Copy each line of the data below with the word "name".

== Records shown ==

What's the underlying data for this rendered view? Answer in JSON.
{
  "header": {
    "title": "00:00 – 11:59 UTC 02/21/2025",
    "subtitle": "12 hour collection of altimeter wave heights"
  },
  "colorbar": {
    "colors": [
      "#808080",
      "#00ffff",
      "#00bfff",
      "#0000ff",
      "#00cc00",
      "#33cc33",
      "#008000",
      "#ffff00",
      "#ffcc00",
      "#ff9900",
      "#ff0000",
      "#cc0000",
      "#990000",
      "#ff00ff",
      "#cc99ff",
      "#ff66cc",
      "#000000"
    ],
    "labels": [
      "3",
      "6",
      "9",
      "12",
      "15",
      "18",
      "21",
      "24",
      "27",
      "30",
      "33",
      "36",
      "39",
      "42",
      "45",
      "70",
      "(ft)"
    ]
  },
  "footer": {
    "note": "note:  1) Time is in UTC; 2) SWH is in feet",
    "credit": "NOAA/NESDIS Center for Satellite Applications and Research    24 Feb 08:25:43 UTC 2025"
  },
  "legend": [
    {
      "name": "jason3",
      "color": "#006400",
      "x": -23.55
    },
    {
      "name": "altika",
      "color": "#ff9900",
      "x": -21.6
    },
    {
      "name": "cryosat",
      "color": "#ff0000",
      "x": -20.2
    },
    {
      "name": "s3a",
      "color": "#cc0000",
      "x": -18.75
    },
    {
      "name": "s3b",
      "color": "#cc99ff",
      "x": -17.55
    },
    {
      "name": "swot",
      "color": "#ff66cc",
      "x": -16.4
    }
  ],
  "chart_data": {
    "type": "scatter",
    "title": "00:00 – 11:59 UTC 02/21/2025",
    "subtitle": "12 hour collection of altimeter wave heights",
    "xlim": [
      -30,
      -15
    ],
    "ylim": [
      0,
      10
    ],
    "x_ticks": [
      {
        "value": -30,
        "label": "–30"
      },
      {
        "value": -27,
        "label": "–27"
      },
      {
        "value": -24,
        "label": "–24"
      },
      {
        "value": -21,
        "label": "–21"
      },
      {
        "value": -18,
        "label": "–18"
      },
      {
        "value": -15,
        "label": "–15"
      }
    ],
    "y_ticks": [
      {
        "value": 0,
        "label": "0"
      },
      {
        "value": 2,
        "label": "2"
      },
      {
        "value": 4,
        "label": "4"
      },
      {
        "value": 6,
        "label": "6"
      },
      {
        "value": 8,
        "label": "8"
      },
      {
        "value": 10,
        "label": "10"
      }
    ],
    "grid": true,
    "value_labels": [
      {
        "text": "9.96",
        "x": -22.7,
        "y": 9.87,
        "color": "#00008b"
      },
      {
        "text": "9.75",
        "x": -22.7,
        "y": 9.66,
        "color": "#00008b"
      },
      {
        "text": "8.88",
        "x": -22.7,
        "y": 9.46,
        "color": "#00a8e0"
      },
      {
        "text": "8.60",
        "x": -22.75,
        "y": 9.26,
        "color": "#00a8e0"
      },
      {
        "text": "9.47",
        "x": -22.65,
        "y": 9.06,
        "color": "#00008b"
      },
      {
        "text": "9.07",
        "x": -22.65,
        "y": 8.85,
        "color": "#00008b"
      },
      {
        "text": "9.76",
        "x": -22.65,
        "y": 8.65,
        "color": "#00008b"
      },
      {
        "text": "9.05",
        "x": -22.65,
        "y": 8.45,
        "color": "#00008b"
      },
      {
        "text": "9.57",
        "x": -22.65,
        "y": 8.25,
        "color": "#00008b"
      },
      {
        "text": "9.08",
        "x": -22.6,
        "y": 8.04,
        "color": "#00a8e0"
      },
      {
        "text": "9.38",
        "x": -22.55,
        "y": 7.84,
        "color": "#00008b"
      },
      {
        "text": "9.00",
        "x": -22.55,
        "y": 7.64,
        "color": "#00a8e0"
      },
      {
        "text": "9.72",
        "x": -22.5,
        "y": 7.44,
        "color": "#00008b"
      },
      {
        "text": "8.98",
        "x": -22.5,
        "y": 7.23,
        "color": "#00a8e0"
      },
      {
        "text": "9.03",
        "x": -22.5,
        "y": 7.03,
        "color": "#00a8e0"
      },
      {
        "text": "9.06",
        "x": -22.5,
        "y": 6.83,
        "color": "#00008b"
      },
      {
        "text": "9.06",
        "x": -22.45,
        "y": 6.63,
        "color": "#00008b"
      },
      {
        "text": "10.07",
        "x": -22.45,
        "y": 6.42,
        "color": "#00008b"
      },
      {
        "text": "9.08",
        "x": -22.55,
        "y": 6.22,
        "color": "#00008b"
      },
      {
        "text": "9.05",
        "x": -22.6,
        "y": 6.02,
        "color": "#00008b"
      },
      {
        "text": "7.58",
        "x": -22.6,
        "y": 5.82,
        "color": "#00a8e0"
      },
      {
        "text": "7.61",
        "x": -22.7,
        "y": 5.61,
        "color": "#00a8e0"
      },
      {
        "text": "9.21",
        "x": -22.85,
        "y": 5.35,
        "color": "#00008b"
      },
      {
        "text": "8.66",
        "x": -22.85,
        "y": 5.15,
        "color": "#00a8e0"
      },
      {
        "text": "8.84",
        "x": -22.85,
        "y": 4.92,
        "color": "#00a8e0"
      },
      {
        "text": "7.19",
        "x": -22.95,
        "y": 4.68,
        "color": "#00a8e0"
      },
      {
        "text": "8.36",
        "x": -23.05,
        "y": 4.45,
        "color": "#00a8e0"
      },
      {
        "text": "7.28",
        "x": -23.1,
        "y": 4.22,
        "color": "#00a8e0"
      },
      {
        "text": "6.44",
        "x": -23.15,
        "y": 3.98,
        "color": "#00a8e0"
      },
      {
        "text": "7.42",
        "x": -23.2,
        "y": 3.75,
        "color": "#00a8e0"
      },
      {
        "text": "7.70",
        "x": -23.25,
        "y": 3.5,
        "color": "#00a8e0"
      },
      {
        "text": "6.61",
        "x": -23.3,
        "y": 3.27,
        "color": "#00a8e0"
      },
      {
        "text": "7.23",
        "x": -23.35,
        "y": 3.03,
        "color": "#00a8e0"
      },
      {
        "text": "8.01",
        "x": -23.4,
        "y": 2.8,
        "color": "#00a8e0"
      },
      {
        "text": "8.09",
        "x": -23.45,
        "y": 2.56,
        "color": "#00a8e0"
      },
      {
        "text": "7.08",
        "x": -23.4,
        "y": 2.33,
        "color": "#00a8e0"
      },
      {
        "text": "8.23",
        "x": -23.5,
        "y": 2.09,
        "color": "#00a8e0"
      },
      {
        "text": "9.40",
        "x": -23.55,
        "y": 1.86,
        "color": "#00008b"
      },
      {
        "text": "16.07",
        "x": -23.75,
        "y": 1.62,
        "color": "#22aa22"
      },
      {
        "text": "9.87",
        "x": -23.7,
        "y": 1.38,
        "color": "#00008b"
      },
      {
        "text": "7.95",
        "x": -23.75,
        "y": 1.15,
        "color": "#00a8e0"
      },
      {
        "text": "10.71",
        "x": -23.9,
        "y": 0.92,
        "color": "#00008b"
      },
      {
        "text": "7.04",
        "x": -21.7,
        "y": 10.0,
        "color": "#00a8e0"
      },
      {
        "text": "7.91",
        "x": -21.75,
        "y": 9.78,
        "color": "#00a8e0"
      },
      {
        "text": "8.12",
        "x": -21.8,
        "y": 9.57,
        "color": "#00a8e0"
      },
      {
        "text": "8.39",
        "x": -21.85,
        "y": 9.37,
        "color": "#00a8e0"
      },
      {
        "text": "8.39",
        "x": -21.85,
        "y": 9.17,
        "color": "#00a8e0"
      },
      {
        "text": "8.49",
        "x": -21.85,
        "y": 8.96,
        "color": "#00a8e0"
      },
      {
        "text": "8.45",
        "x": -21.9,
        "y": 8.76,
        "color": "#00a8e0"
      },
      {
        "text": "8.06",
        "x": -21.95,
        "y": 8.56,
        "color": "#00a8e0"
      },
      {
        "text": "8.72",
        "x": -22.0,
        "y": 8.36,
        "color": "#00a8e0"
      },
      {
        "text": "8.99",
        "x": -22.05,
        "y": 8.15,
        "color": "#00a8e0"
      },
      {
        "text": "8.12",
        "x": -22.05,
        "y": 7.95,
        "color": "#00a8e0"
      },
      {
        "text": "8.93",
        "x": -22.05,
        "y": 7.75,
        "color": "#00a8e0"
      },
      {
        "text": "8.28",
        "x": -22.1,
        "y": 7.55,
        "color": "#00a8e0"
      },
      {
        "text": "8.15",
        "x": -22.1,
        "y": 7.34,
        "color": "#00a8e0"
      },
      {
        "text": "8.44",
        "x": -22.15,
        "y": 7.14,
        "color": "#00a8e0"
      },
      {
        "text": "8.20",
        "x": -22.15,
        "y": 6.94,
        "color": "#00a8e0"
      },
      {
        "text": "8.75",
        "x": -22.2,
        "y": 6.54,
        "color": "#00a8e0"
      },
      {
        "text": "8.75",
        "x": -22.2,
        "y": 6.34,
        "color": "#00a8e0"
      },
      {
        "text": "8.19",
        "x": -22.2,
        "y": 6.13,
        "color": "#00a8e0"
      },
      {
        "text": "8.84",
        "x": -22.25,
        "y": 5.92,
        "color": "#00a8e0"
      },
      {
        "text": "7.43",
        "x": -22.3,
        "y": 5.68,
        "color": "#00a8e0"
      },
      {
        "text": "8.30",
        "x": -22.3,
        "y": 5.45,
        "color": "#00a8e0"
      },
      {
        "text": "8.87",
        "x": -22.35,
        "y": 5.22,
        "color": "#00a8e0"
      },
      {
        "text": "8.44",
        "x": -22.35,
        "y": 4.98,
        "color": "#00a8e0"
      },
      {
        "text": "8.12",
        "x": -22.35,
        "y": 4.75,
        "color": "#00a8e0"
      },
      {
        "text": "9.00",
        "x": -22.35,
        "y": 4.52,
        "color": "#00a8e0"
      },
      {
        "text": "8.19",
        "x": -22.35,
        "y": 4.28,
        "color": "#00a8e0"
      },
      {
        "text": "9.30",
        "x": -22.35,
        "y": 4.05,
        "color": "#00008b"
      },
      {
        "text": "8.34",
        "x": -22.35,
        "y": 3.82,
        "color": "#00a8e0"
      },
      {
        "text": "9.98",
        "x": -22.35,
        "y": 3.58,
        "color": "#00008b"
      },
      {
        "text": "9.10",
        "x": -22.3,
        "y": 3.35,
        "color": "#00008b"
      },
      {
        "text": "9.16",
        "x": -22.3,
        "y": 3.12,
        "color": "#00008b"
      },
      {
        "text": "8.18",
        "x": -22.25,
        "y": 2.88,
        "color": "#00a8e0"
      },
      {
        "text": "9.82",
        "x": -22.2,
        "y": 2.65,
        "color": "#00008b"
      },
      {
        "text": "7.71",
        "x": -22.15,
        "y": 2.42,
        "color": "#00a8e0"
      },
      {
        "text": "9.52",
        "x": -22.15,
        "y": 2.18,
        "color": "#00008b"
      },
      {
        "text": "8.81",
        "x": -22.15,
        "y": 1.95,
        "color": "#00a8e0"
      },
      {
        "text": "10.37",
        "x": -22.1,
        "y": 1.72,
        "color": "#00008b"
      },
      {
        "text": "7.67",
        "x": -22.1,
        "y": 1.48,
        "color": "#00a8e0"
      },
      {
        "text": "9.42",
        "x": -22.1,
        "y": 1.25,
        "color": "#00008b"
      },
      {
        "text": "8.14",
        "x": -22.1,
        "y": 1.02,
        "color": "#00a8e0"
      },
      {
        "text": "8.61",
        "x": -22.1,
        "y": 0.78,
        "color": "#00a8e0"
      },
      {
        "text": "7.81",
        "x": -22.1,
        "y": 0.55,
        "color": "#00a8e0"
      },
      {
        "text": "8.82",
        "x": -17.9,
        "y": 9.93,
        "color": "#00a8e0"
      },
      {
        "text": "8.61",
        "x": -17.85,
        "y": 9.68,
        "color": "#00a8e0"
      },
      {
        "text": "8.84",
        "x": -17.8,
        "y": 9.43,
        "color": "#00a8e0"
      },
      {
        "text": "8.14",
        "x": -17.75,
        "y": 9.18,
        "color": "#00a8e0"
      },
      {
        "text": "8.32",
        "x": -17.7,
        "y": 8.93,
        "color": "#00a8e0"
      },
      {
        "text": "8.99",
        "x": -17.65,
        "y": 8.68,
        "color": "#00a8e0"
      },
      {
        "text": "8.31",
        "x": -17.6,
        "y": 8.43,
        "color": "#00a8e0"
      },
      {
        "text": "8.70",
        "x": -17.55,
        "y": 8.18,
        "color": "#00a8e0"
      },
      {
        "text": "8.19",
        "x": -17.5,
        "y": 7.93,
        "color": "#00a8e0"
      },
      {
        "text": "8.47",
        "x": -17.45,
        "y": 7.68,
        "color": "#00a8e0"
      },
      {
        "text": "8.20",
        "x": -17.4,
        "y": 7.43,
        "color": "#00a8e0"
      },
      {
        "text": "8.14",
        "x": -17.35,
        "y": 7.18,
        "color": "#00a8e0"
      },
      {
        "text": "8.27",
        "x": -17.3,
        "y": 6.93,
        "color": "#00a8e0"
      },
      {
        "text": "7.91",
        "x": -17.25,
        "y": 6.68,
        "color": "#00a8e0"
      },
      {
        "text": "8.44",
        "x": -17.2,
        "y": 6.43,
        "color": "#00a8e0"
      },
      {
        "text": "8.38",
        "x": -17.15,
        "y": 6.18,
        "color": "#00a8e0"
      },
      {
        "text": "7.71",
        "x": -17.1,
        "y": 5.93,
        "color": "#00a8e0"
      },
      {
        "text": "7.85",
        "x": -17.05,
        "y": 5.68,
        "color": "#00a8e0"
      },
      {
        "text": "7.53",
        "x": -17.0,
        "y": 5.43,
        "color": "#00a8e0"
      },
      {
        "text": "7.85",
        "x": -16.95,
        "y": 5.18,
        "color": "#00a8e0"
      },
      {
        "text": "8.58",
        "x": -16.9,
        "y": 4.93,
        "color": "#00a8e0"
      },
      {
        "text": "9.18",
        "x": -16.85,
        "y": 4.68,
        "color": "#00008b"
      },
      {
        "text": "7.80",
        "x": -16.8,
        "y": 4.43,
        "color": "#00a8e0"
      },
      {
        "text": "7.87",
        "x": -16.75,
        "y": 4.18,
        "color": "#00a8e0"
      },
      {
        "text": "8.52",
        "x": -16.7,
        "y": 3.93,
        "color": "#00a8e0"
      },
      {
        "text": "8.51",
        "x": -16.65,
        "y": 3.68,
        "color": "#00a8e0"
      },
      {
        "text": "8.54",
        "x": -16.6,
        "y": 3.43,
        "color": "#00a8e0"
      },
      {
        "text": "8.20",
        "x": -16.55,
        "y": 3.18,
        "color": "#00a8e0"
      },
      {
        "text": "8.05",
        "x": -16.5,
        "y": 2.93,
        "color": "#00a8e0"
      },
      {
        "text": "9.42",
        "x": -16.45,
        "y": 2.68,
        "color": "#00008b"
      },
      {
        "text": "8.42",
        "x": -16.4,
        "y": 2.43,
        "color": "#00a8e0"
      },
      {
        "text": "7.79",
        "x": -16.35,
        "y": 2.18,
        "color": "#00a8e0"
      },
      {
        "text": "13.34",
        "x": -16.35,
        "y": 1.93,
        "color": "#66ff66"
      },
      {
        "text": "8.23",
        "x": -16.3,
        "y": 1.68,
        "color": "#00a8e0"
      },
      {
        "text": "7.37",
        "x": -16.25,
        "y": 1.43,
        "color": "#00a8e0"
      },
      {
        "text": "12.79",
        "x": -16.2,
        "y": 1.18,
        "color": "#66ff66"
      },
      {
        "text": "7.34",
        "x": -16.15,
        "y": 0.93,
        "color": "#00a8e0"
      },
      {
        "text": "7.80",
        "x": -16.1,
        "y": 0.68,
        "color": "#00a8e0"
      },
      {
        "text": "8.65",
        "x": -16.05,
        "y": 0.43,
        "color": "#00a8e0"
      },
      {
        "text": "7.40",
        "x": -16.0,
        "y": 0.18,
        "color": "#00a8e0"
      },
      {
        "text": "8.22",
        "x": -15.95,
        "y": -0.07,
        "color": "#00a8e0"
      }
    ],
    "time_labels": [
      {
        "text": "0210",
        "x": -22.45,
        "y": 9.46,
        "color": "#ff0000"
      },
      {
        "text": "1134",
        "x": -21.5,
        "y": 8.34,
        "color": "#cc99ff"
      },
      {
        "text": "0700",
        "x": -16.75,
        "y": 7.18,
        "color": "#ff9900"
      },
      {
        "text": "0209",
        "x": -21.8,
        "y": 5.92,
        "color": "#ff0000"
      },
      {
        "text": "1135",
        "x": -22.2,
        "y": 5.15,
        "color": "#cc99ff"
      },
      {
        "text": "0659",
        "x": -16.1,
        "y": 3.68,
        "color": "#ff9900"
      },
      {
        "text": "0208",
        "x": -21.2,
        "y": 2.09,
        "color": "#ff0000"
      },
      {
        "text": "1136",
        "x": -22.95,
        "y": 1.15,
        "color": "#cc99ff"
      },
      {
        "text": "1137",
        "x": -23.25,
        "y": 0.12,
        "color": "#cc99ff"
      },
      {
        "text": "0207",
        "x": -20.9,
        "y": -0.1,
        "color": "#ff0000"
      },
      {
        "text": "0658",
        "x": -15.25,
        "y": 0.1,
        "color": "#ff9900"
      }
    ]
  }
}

===

### Result
      "name": "jason3",
      "name": "altika",
      "name": "cryosat",
      "name": "s3a",
      "name": "s3b",
      "name": "swot",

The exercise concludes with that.